• **WHAT NEEDS TO BE DONE**
Give back every line exactly as it appears, pictures excluded.

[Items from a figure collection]
——————————

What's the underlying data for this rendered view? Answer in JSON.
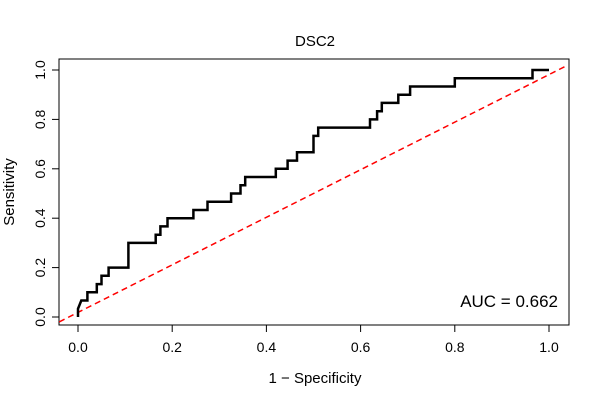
{
  "chart_data": {
    "type": "line",
    "title": "DSC2",
    "xlabel": "1 − Specificity",
    "ylabel": "Sensitivity",
    "xlim": [
      0,
      1
    ],
    "ylim": [
      0,
      1
    ],
    "x_ticks": [
      "0.0",
      "0.2",
      "0.4",
      "0.6",
      "0.8",
      "1.0"
    ],
    "y_ticks": [
      "0.0",
      "0.2",
      "0.4",
      "0.6",
      "0.8",
      "1.0"
    ],
    "annotation": "AUC = 0.662",
    "grid": false,
    "series": [
      {
        "color": "#000000",
        "style": "solid",
        "points": [
          [
            0.0,
            0.0
          ],
          [
            0.0,
            0.033
          ],
          [
            0.007,
            0.067
          ],
          [
            0.02,
            0.067
          ],
          [
            0.02,
            0.1
          ],
          [
            0.04,
            0.1
          ],
          [
            0.04,
            0.133
          ],
          [
            0.05,
            0.133
          ],
          [
            0.05,
            0.167
          ],
          [
            0.065,
            0.167
          ],
          [
            0.065,
            0.2
          ],
          [
            0.085,
            0.2
          ],
          [
            0.107,
            0.2
          ],
          [
            0.107,
            0.3
          ],
          [
            0.165,
            0.3
          ],
          [
            0.165,
            0.333
          ],
          [
            0.175,
            0.333
          ],
          [
            0.175,
            0.367
          ],
          [
            0.19,
            0.367
          ],
          [
            0.19,
            0.4
          ],
          [
            0.245,
            0.4
          ],
          [
            0.245,
            0.433
          ],
          [
            0.275,
            0.433
          ],
          [
            0.275,
            0.467
          ],
          [
            0.325,
            0.467
          ],
          [
            0.325,
            0.5
          ],
          [
            0.345,
            0.5
          ],
          [
            0.345,
            0.533
          ],
          [
            0.355,
            0.533
          ],
          [
            0.355,
            0.567
          ],
          [
            0.42,
            0.567
          ],
          [
            0.42,
            0.6
          ],
          [
            0.445,
            0.6
          ],
          [
            0.445,
            0.633
          ],
          [
            0.465,
            0.633
          ],
          [
            0.465,
            0.667
          ],
          [
            0.5,
            0.667
          ],
          [
            0.5,
            0.733
          ],
          [
            0.51,
            0.733
          ],
          [
            0.51,
            0.767
          ],
          [
            0.62,
            0.767
          ],
          [
            0.62,
            0.8
          ],
          [
            0.635,
            0.8
          ],
          [
            0.635,
            0.833
          ],
          [
            0.645,
            0.833
          ],
          [
            0.645,
            0.867
          ],
          [
            0.68,
            0.867
          ],
          [
            0.68,
            0.9
          ],
          [
            0.705,
            0.9
          ],
          [
            0.705,
            0.933
          ],
          [
            0.8,
            0.933
          ],
          [
            0.8,
            0.967
          ],
          [
            0.965,
            0.967
          ],
          [
            0.965,
            1.0
          ],
          [
            1.0,
            1.0
          ]
        ]
      },
      {
        "color": "#ff0000",
        "style": "dashed",
        "points": [
          [
            -0.04,
            -0.02
          ],
          [
            1.04,
            1.02
          ]
        ]
      }
    ]
  }
}
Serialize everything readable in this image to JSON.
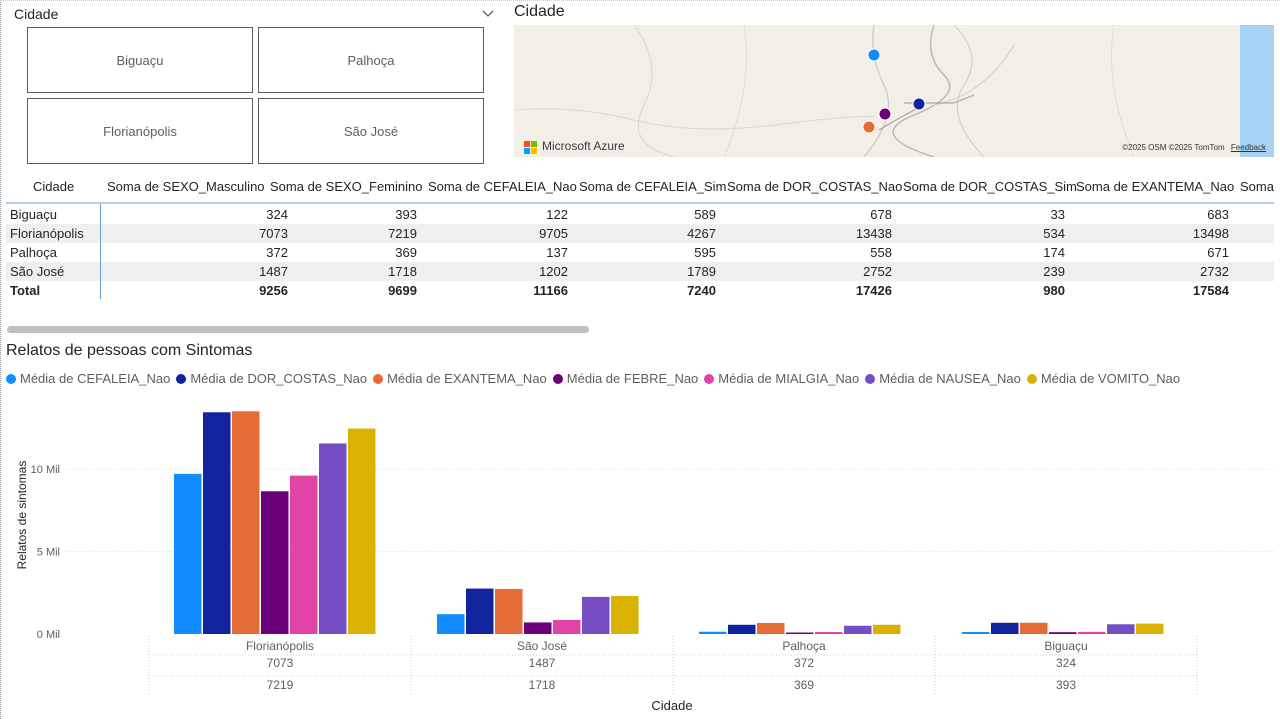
{
  "slicer": {
    "title": "Cidade",
    "tiles": [
      "Biguaçu",
      "Palhoça",
      "Florianópolis",
      "São José"
    ]
  },
  "map": {
    "title": "Cidade",
    "brand": "Microsoft Azure",
    "attribution": "©2025 OSM  ©2025 TomTom",
    "feedback": "Feedback"
  },
  "table": {
    "headers": [
      "Cidade",
      "Soma de SEXO_Masculino",
      "Soma de SEXO_Feminino",
      "Soma de CEFALEIA_Nao",
      "Soma de CEFALEIA_Sim",
      "Soma de DOR_COSTAS_Nao",
      "Soma de DOR_COSTAS_Sim",
      "Soma de EXANTEMA_Nao",
      "Soma"
    ],
    "rows": [
      {
        "city": "Biguaçu",
        "values": [
          "324",
          "393",
          "122",
          "589",
          "678",
          "33",
          "683"
        ]
      },
      {
        "city": "Florianópolis",
        "values": [
          "7073",
          "7219",
          "9705",
          "4267",
          "13438",
          "534",
          "13498"
        ]
      },
      {
        "city": "Palhoça",
        "values": [
          "372",
          "369",
          "137",
          "595",
          "558",
          "174",
          "671"
        ]
      },
      {
        "city": "São José",
        "values": [
          "1487",
          "1718",
          "1202",
          "1789",
          "2752",
          "239",
          "2732"
        ]
      }
    ],
    "total": {
      "city": "Total",
      "values": [
        "9256",
        "9699",
        "11166",
        "7240",
        "17426",
        "980",
        "17584"
      ]
    }
  },
  "chart_title": "Relatos de pessoas com Sintomas",
  "chart_data": {
    "type": "bar",
    "title": "Relatos de pessoas com Sintomas",
    "xlabel": "Cidade",
    "ylabel": "Relatos de sintomas",
    "categories": [
      "Florianópolis",
      "São José",
      "Palhoça",
      "Biguaçu"
    ],
    "category_sublabels": [
      [
        "7073",
        "7219"
      ],
      [
        "1487",
        "1718"
      ],
      [
        "372",
        "369"
      ],
      [
        "324",
        "393"
      ]
    ],
    "yticks": [
      "0 Mil",
      "5 Mil",
      "10 Mil"
    ],
    "ylim": [
      0,
      14000
    ],
    "legend_position": "top-left",
    "grid": true,
    "series": [
      {
        "name": "Média de CEFALEIA_Nao",
        "color": "#118DFF",
        "values": [
          9705,
          1202,
          137,
          122
        ]
      },
      {
        "name": "Média de DOR_COSTAS_Nao",
        "color": "#12239E",
        "values": [
          13438,
          2752,
          558,
          678
        ]
      },
      {
        "name": "Média de EXANTEMA_Nao",
        "color": "#E66C37",
        "values": [
          13498,
          2732,
          671,
          683
        ]
      },
      {
        "name": "Média de FEBRE_Nao",
        "color": "#6B007B",
        "values": [
          8650,
          700,
          90,
          110
        ]
      },
      {
        "name": "Média de MIALGIA_Nao",
        "color": "#E044A7",
        "values": [
          9600,
          850,
          120,
          130
        ]
      },
      {
        "name": "Média de NAUSEA_Nao",
        "color": "#744EC2",
        "values": [
          11550,
          2250,
          500,
          590
        ]
      },
      {
        "name": "Média de VOMITO_Nao",
        "color": "#D9B300",
        "values": [
          12450,
          2300,
          560,
          630
        ]
      }
    ]
  },
  "map_points": [
    {
      "color": "#118DFF"
    },
    {
      "color": "#12239E"
    },
    {
      "color": "#6B007B"
    },
    {
      "color": "#E66C37"
    }
  ]
}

——————————

• **EXPECTED ANSWER**
What's the underlying data for this rendered view? Answer in JSON.
{
  "chart_data": {
    "type": "line",
    "title": "DSC2",
    "xlabel": "1 − Specificity",
    "ylabel": "Sensitivity",
    "xlim": [
      0,
      1
    ],
    "ylim": [
      0,
      1
    ],
    "x_ticks": [
      "0.0",
      "0.2",
      "0.4",
      "0.6",
      "0.8",
      "1.0"
    ],
    "y_ticks": [
      "0.0",
      "0.2",
      "0.4",
      "0.6",
      "0.8",
      "1.0"
    ],
    "annotation": "AUC = 0.662",
    "grid": false,
    "series": [
      {
        "color": "#000000",
        "style": "solid",
        "points": [
          [
            0.0,
            0.0
          ],
          [
            0.0,
            0.033
          ],
          [
            0.007,
            0.067
          ],
          [
            0.02,
            0.067
          ],
          [
            0.02,
            0.1
          ],
          [
            0.04,
            0.1
          ],
          [
            0.04,
            0.133
          ],
          [
            0.05,
            0.133
          ],
          [
            0.05,
            0.167
          ],
          [
            0.065,
            0.167
          ],
          [
            0.065,
            0.2
          ],
          [
            0.085,
            0.2
          ],
          [
            0.107,
            0.2
          ],
          [
            0.107,
            0.3
          ],
          [
            0.165,
            0.3
          ],
          [
            0.165,
            0.333
          ],
          [
            0.175,
            0.333
          ],
          [
            0.175,
            0.367
          ],
          [
            0.19,
            0.367
          ],
          [
            0.19,
            0.4
          ],
          [
            0.245,
            0.4
          ],
          [
            0.245,
            0.433
          ],
          [
            0.275,
            0.433
          ],
          [
            0.275,
            0.467
          ],
          [
            0.325,
            0.467
          ],
          [
            0.325,
            0.5
          ],
          [
            0.345,
            0.5
          ],
          [
            0.345,
            0.533
          ],
          [
            0.355,
            0.533
          ],
          [
            0.355,
            0.567
          ],
          [
            0.42,
            0.567
          ],
          [
            0.42,
            0.6
          ],
          [
            0.445,
            0.6
          ],
          [
            0.445,
            0.633
          ],
          [
            0.465,
            0.633
          ],
          [
            0.465,
            0.667
          ],
          [
            0.5,
            0.667
          ],
          [
            0.5,
            0.733
          ],
          [
            0.51,
            0.733
          ],
          [
            0.51,
            0.767
          ],
          [
            0.62,
            0.767
          ],
          [
            0.62,
            0.8
          ],
          [
            0.635,
            0.8
          ],
          [
            0.635,
            0.833
          ],
          [
            0.645,
            0.833
          ],
          [
            0.645,
            0.867
          ],
          [
            0.68,
            0.867
          ],
          [
            0.68,
            0.9
          ],
          [
            0.705,
            0.9
          ],
          [
            0.705,
            0.933
          ],
          [
            0.8,
            0.933
          ],
          [
            0.8,
            0.967
          ],
          [
            0.965,
            0.967
          ],
          [
            0.965,
            1.0
          ],
          [
            1.0,
            1.0
          ]
        ]
      },
      {
        "color": "#ff0000",
        "style": "dashed",
        "points": [
          [
            -0.04,
            -0.02
          ],
          [
            1.04,
            1.02
          ]
        ]
      }
    ]
  }
}
Serialize everything readable in this image to JSON.
{
  "slicer": {
    "title": "Cidade",
    "tiles": [
      "Biguaçu",
      "Palhoça",
      "Florianópolis",
      "São José"
    ]
  },
  "map": {
    "title": "Cidade",
    "brand": "Microsoft Azure",
    "attribution": "©2025 OSM  ©2025 TomTom",
    "feedback": "Feedback"
  },
  "table": {
    "headers": [
      "Cidade",
      "Soma de SEXO_Masculino",
      "Soma de SEXO_Feminino",
      "Soma de CEFALEIA_Nao",
      "Soma de CEFALEIA_Sim",
      "Soma de DOR_COSTAS_Nao",
      "Soma de DOR_COSTAS_Sim",
      "Soma de EXANTEMA_Nao",
      "Soma"
    ],
    "rows": [
      {
        "city": "Biguaçu",
        "values": [
          "324",
          "393",
          "122",
          "589",
          "678",
          "33",
          "683"
        ]
      },
      {
        "city": "Florianópolis",
        "values": [
          "7073",
          "7219",
          "9705",
          "4267",
          "13438",
          "534",
          "13498"
        ]
      },
      {
        "city": "Palhoça",
        "values": [
          "372",
          "369",
          "137",
          "595",
          "558",
          "174",
          "671"
        ]
      },
      {
        "city": "São José",
        "values": [
          "1487",
          "1718",
          "1202",
          "1789",
          "2752",
          "239",
          "2732"
        ]
      }
    ],
    "total": {
      "city": "Total",
      "values": [
        "9256",
        "9699",
        "11166",
        "7240",
        "17426",
        "980",
        "17584"
      ]
    }
  },
  "chart_title": "Relatos de pessoas com Sintomas",
  "chart_data": {
    "type": "bar",
    "title": "Relatos de pessoas com Sintomas",
    "xlabel": "Cidade",
    "ylabel": "Relatos de sintomas",
    "categories": [
      "Florianópolis",
      "São José",
      "Palhoça",
      "Biguaçu"
    ],
    "category_sublabels": [
      [
        "7073",
        "7219"
      ],
      [
        "1487",
        "1718"
      ],
      [
        "372",
        "369"
      ],
      [
        "324",
        "393"
      ]
    ],
    "yticks": [
      "0 Mil",
      "5 Mil",
      "10 Mil"
    ],
    "ylim": [
      0,
      14000
    ],
    "legend_position": "top-left",
    "grid": true,
    "series": [
      {
        "name": "Média de CEFALEIA_Nao",
        "color": "#118DFF",
        "values": [
          9705,
          1202,
          137,
          122
        ]
      },
      {
        "name": "Média de DOR_COSTAS_Nao",
        "color": "#12239E",
        "values": [
          13438,
          2752,
          558,
          678
        ]
      },
      {
        "name": "Média de EXANTEMA_Nao",
        "color": "#E66C37",
        "values": [
          13498,
          2732,
          671,
          683
        ]
      },
      {
        "name": "Média de FEBRE_Nao",
        "color": "#6B007B",
        "values": [
          8650,
          700,
          90,
          110
        ]
      },
      {
        "name": "Média de MIALGIA_Nao",
        "color": "#E044A7",
        "values": [
          9600,
          850,
          120,
          130
        ]
      },
      {
        "name": "Média de NAUSEA_Nao",
        "color": "#744EC2",
        "values": [
          11550,
          2250,
          500,
          590
        ]
      },
      {
        "name": "Média de VOMITO_Nao",
        "color": "#D9B300",
        "values": [
          12450,
          2300,
          560,
          630
        ]
      }
    ]
  },
  "map_points": [
    {
      "color": "#118DFF"
    },
    {
      "color": "#12239E"
    },
    {
      "color": "#6B007B"
    },
    {
      "color": "#E66C37"
    }
  ]
}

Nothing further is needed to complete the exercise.